## Work task
Wherever the string "response" appears in a line of the listing below, report that line.

• • •

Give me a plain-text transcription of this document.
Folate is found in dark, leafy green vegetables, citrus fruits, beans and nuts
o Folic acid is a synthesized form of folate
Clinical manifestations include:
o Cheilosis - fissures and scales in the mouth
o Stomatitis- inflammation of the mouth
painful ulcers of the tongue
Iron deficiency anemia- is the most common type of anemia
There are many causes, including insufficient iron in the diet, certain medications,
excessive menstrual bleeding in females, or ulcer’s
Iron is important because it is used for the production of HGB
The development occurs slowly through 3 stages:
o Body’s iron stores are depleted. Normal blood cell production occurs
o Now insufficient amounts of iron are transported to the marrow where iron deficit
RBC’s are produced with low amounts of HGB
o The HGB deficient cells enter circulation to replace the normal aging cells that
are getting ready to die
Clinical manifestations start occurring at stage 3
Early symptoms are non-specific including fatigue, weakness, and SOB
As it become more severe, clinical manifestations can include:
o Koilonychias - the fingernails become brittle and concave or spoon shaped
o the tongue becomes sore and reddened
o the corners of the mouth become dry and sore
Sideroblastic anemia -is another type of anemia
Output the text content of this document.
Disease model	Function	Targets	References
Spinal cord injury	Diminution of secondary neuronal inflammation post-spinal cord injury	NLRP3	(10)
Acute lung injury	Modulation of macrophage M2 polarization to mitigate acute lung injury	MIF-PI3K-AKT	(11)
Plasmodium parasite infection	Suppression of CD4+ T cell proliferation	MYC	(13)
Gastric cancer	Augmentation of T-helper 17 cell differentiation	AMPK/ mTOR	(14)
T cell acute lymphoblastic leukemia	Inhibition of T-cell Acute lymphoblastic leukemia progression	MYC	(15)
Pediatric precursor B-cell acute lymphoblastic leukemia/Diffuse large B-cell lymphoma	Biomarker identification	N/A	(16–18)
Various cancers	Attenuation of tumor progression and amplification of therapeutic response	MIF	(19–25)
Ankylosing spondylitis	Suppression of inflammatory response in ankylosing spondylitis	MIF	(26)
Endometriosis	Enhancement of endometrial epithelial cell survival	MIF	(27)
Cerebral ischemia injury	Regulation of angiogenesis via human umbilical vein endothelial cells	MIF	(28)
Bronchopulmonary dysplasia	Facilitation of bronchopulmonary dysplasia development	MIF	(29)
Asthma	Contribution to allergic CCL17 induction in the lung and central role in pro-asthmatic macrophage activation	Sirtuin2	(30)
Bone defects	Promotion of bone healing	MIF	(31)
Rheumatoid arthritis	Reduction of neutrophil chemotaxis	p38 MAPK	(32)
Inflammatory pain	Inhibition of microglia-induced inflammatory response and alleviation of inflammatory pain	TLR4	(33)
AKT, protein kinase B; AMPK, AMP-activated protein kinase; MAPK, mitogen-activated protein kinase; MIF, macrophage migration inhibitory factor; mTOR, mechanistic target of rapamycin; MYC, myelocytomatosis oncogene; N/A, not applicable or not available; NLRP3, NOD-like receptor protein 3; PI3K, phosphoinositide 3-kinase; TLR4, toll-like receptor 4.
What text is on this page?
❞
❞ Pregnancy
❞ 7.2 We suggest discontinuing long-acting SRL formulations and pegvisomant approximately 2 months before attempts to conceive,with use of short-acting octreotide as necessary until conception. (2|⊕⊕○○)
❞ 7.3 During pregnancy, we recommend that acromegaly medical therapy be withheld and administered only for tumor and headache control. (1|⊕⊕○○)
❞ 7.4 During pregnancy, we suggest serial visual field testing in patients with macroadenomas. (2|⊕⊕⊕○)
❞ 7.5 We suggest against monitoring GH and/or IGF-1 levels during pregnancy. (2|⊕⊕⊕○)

• • •

## Result of this task
Various cancers	Attenuation of tumor progression and amplification of therapeutic response	MIF	(19–25)
Ankylosing spondylitis	Suppression of inflammatory response in ankylosing spondylitis	MIF	(26)
Inflammatory pain	Inhibition of microglia-induced inflammatory response and alleviation of inflammatory pain	TLR4	(33)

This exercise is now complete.